SHORT PROBLEM: Transcribe every record that appears below, exactly and in full.

DATA ROWS:
---
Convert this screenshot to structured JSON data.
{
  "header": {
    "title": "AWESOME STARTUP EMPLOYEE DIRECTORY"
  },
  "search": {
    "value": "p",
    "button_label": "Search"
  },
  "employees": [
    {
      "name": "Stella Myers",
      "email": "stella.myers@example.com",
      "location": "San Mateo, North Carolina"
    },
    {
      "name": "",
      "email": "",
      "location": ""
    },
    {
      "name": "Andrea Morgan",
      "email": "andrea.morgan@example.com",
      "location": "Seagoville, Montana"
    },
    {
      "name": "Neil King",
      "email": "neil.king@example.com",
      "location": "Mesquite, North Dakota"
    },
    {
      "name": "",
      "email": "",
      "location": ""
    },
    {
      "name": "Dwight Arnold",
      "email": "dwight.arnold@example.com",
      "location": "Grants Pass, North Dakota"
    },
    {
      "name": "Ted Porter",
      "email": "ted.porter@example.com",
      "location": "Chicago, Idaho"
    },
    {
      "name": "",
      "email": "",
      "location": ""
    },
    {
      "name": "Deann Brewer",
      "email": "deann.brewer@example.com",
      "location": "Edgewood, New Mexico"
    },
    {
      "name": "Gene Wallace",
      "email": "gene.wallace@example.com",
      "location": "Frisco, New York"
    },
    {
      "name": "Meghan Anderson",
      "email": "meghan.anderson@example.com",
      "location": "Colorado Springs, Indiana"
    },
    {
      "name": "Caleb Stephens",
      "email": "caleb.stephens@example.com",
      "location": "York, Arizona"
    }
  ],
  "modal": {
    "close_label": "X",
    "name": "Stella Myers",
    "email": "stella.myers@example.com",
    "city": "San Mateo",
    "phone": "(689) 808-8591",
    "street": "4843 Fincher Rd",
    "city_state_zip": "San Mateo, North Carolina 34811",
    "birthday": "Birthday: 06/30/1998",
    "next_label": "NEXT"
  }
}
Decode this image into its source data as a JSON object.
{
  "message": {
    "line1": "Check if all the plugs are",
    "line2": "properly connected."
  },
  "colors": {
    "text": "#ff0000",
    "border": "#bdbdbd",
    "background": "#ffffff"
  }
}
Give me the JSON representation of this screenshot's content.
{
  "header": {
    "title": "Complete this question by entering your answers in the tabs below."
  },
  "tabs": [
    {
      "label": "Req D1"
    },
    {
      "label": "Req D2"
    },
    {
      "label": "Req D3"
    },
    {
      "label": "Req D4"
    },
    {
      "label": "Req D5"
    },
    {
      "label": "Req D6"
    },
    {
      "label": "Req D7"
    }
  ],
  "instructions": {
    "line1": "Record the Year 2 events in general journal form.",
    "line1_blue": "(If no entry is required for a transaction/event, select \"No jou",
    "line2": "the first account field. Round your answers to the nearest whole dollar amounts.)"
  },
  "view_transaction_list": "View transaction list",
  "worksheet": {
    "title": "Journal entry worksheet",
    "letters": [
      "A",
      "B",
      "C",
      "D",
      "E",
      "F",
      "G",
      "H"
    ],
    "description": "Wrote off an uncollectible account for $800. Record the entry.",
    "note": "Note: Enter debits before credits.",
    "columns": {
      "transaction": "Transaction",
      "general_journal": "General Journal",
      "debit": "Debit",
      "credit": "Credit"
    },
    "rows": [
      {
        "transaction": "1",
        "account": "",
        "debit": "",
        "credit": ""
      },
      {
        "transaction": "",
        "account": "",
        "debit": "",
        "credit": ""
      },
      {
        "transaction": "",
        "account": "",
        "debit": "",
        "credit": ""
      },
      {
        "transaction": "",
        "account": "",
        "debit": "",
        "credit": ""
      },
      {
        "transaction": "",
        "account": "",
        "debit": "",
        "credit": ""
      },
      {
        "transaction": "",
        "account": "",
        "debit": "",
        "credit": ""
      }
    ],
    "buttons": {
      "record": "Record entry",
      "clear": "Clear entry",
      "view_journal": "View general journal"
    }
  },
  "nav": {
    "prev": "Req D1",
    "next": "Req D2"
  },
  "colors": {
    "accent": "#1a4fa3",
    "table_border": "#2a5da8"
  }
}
---
OUTPUT OF THE EXERCISE:
Convert this screenshot to structured JSON data.
{
  "header": {
    "title": "AWESOME STARTUP EMPLOYEE DIRECTORY"
  },
  "search": {
    "value": "p",
    "button_label": "Search"
  },
  "employees": [
    {
      "name": "Stella Myers",
      "email": "stella.myers@example.com",
      "location": "San Mateo, North Carolina"
    },
    {
      "name": "",
      "email": "",
      "location": ""
    },
    {
      "name": "Andrea Morgan",
      "email": "andrea.morgan@example.com",
      "location": "Seagoville, Montana"
    },
    {
      "name": "Neil King",
      "email": "neil.king@example.com",
      "location": "Mesquite, North Dakota"
    },
    {
      "name": "",
      "email": "",
      "location": ""
    },
    {
      "name": "Dwight Arnold",
      "email": "dwight.arnold@example.com",
      "location": "Grants Pass, North Dakota"
    },
    {
      "name": "Ted Porter",
      "email": "ted.porter@example.com",
      "location": "Chicago, Idaho"
    },
    {
      "name": "",
      "email": "",
      "location": ""
    },
    {
      "name": "Deann Brewer",
      "email": "deann.brewer@example.com",
      "location": "Edgewood, New Mexico"
    },
    {
      "name": "Gene Wallace",
      "email": "gene.wallace@example.com",
      "location": "Frisco, New York"
    },
    {
      "name": "Meghan Anderson",
      "email": "meghan.anderson@example.com",
      "location": "Colorado Springs, Indiana"
    },
    {
      "name": "Caleb Stephens",
      "email": "caleb.stephens@example.com",
      "location": "York, Arizona"
    }
  ],
  "modal": {
    "close_label": "X",
    "name": "Stella Myers",
    "email": "stella.myers@example.com",
    "city": "San Mateo",
    "phone": "(689) 808-8591",
    "street": "4843 Fincher Rd",
    "city_state_zip": "San Mateo, North Carolina 34811",
    "birthday": "Birthday: 06/30/1998",
    "next_label": "NEXT"
  }
}
Decode this image into its source data as a JSON object.
{
  "message": {
    "line1": "Check if all the plugs are",
    "line2": "properly connected."
  },
  "colors": {
    "text": "#ff0000",
    "border": "#bdbdbd",
    "background": "#ffffff"
  }
}
Give me the JSON representation of this screenshot's content.
{
  "header": {
    "title": "Complete this question by entering your answers in the tabs below."
  },
  "tabs": [
    {
      "label": "Req D1"
    },
    {
      "label": "Req D2"
    },
    {
      "label": "Req D3"
    },
    {
      "label": "Req D4"
    },
    {
      "label": "Req D5"
    },
    {
      "label": "Req D6"
    },
    {
      "label": "Req D7"
    }
  ],
  "instructions": {
    "line1": "Record the Year 2 events in general journal form.",
    "line1_blue": "(If no entry is required for a transaction/event, select \"No jou",
    "line2": "the first account field. Round your answers to the nearest whole dollar amounts.)"
  },
  "view_transaction_list": "View transaction list",
  "worksheet": {
    "title": "Journal entry worksheet",
    "letters": [
      "A",
      "B",
      "C",
      "D",
      "E",
      "F",
      "G",
      "H"
    ],
    "description": "Wrote off an uncollectible account for $800. Record the entry.",
    "note": "Note: Enter debits before credits.",
    "columns": {
      "transaction": "Transaction",
      "general_journal": "General Journal",
      "debit": "Debit",
      "credit": "Credit"
    },
    "rows": [
      {
        "transaction": "1",
        "account": "",
        "debit": "",
        "credit": ""
      },
      {
        "transaction": "",
        "account": "",
        "debit": "",
        "credit": ""
      },
      {
        "transaction": "",
        "account": "",
        "debit": "",
        "credit": ""
      },
      {
        "transaction": "",
        "account": "",
        "debit": "",
        "credit": ""
      },
      {
        "transaction": "",
        "account": "",
        "debit": "",
        "credit": ""
      },
      {
        "transaction": "",
        "account": "",
        "debit": "",
        "credit": ""
      }
    ],
    "buttons": {
      "record": "Record entry",
      "clear": "Clear entry",
      "view_journal": "View general journal"
    }
  },
  "nav": {
    "prev": "Req D1",
    "next": "Req D2"
  },
  "colors": {
    "accent": "#1a4fa3",
    "table_border": "#2a5da8"
  }
}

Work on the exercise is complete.